What follows is a listing to be transcribed exactly.
============
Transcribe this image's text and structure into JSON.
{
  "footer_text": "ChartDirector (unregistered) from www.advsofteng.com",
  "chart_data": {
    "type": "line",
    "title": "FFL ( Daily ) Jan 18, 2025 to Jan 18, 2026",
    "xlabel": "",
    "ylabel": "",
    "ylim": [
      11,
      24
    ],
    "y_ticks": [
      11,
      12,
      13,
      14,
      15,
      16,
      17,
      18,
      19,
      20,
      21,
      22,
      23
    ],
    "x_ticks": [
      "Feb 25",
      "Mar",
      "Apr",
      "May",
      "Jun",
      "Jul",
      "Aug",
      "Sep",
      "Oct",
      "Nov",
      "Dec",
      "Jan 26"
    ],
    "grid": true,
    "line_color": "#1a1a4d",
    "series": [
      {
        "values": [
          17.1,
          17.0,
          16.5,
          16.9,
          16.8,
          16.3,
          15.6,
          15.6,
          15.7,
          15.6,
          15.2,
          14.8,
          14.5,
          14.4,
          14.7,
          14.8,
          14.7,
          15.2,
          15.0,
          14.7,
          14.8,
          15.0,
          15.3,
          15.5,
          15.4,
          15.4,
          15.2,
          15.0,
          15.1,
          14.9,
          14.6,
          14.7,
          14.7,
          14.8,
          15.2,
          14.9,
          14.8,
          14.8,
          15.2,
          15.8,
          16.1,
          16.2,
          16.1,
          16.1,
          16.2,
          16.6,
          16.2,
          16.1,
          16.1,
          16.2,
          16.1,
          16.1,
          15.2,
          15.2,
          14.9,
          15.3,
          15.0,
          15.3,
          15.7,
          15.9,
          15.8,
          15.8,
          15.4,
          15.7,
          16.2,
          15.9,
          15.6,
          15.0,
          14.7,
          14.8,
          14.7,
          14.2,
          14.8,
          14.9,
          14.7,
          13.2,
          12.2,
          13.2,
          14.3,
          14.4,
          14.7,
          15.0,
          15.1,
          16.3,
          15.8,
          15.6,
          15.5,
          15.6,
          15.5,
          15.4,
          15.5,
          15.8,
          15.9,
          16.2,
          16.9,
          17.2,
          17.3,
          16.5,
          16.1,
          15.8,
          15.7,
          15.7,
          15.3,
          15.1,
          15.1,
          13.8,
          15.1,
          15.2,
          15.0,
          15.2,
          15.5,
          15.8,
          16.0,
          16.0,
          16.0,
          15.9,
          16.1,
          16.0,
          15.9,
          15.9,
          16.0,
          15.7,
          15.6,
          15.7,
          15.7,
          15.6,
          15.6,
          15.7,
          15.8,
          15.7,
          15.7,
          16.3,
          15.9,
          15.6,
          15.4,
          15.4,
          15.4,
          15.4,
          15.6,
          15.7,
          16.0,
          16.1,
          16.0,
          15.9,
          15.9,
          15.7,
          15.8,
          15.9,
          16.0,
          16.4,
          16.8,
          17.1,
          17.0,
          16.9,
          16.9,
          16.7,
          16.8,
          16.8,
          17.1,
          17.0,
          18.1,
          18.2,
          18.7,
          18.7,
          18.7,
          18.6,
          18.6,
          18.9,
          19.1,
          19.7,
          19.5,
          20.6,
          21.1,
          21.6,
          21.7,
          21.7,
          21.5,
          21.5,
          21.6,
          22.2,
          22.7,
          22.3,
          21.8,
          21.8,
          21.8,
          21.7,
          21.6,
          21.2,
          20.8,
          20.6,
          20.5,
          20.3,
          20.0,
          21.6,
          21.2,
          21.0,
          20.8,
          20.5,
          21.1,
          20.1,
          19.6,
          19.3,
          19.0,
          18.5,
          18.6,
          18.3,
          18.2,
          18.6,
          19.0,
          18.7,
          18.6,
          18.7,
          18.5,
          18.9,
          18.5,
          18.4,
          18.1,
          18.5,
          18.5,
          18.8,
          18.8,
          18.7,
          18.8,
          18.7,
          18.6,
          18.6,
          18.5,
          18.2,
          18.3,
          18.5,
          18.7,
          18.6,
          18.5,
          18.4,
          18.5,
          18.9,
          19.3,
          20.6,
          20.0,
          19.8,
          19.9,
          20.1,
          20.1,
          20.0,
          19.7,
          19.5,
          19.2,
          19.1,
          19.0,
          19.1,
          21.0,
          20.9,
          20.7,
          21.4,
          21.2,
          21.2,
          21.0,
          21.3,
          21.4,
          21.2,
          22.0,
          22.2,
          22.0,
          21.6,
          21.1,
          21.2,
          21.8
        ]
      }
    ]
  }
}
============
Worked solution –
Transcribe this image's text and structure into JSON.
{
  "footer_text": "ChartDirector (unregistered) from www.advsofteng.com",
  "chart_data": {
    "type": "line",
    "title": "FFL ( Daily ) Jan 18, 2025 to Jan 18, 2026",
    "xlabel": "",
    "ylabel": "",
    "ylim": [
      11,
      24
    ],
    "y_ticks": [
      11,
      12,
      13,
      14,
      15,
      16,
      17,
      18,
      19,
      20,
      21,
      22,
      23
    ],
    "x_ticks": [
      "Feb 25",
      "Mar",
      "Apr",
      "May",
      "Jun",
      "Jul",
      "Aug",
      "Sep",
      "Oct",
      "Nov",
      "Dec",
      "Jan 26"
    ],
    "grid": true,
    "line_color": "#1a1a4d",
    "series": [
      {
        "values": [
          17.1,
          17.0,
          16.5,
          16.9,
          16.8,
          16.3,
          15.6,
          15.6,
          15.7,
          15.6,
          15.2,
          14.8,
          14.5,
          14.4,
          14.7,
          14.8,
          14.7,
          15.2,
          15.0,
          14.7,
          14.8,
          15.0,
          15.3,
          15.5,
          15.4,
          15.4,
          15.2,
          15.0,
          15.1,
          14.9,
          14.6,
          14.7,
          14.7,
          14.8,
          15.2,
          14.9,
          14.8,
          14.8,
          15.2,
          15.8,
          16.1,
          16.2,
          16.1,
          16.1,
          16.2,
          16.6,
          16.2,
          16.1,
          16.1,
          16.2,
          16.1,
          16.1,
          15.2,
          15.2,
          14.9,
          15.3,
          15.0,
          15.3,
          15.7,
          15.9,
          15.8,
          15.8,
          15.4,
          15.7,
          16.2,
          15.9,
          15.6,
          15.0,
          14.7,
          14.8,
          14.7,
          14.2,
          14.8,
          14.9,
          14.7,
          13.2,
          12.2,
          13.2,
          14.3,
          14.4,
          14.7,
          15.0,
          15.1,
          16.3,
          15.8,
          15.6,
          15.5,
          15.6,
          15.5,
          15.4,
          15.5,
          15.8,
          15.9,
          16.2,
          16.9,
          17.2,
          17.3,
          16.5,
          16.1,
          15.8,
          15.7,
          15.7,
          15.3,
          15.1,
          15.1,
          13.8,
          15.1,
          15.2,
          15.0,
          15.2,
          15.5,
          15.8,
          16.0,
          16.0,
          16.0,
          15.9,
          16.1,
          16.0,
          15.9,
          15.9,
          16.0,
          15.7,
          15.6,
          15.7,
          15.7,
          15.6,
          15.6,
          15.7,
          15.8,
          15.7,
          15.7,
          16.3,
          15.9,
          15.6,
          15.4,
          15.4,
          15.4,
          15.4,
          15.6,
          15.7,
          16.0,
          16.1,
          16.0,
          15.9,
          15.9,
          15.7,
          15.8,
          15.9,
          16.0,
          16.4,
          16.8,
          17.1,
          17.0,
          16.9,
          16.9,
          16.7,
          16.8,
          16.8,
          17.1,
          17.0,
          18.1,
          18.2,
          18.7,
          18.7,
          18.7,
          18.6,
          18.6,
          18.9,
          19.1,
          19.7,
          19.5,
          20.6,
          21.1,
          21.6,
          21.7,
          21.7,
          21.5,
          21.5,
          21.6,
          22.2,
          22.7,
          22.3,
          21.8,
          21.8,
          21.8,
          21.7,
          21.6,
          21.2,
          20.8,
          20.6,
          20.5,
          20.3,
          20.0,
          21.6,
          21.2,
          21.0,
          20.8,
          20.5,
          21.1,
          20.1,
          19.6,
          19.3,
          19.0,
          18.5,
          18.6,
          18.3,
          18.2,
          18.6,
          19.0,
          18.7,
          18.6,
          18.7,
          18.5,
          18.9,
          18.5,
          18.4,
          18.1,
          18.5,
          18.5,
          18.8,
          18.8,
          18.7,
          18.8,
          18.7,
          18.6,
          18.6,
          18.5,
          18.2,
          18.3,
          18.5,
          18.7,
          18.6,
          18.5,
          18.4,
          18.5,
          18.9,
          19.3,
          20.6,
          20.0,
          19.8,
          19.9,
          20.1,
          20.1,
          20.0,
          19.7,
          19.5,
          19.2,
          19.1,
          19.0,
          19.1,
          21.0,
          20.9,
          20.7,
          21.4,
          21.2,
          21.2,
          21.0,
          21.3,
          21.4,
          21.2,
          22.0,
          22.2,
          22.0,
          21.6,
          21.1,
          21.2,
          21.8
        ]
      }
    ]
  }
}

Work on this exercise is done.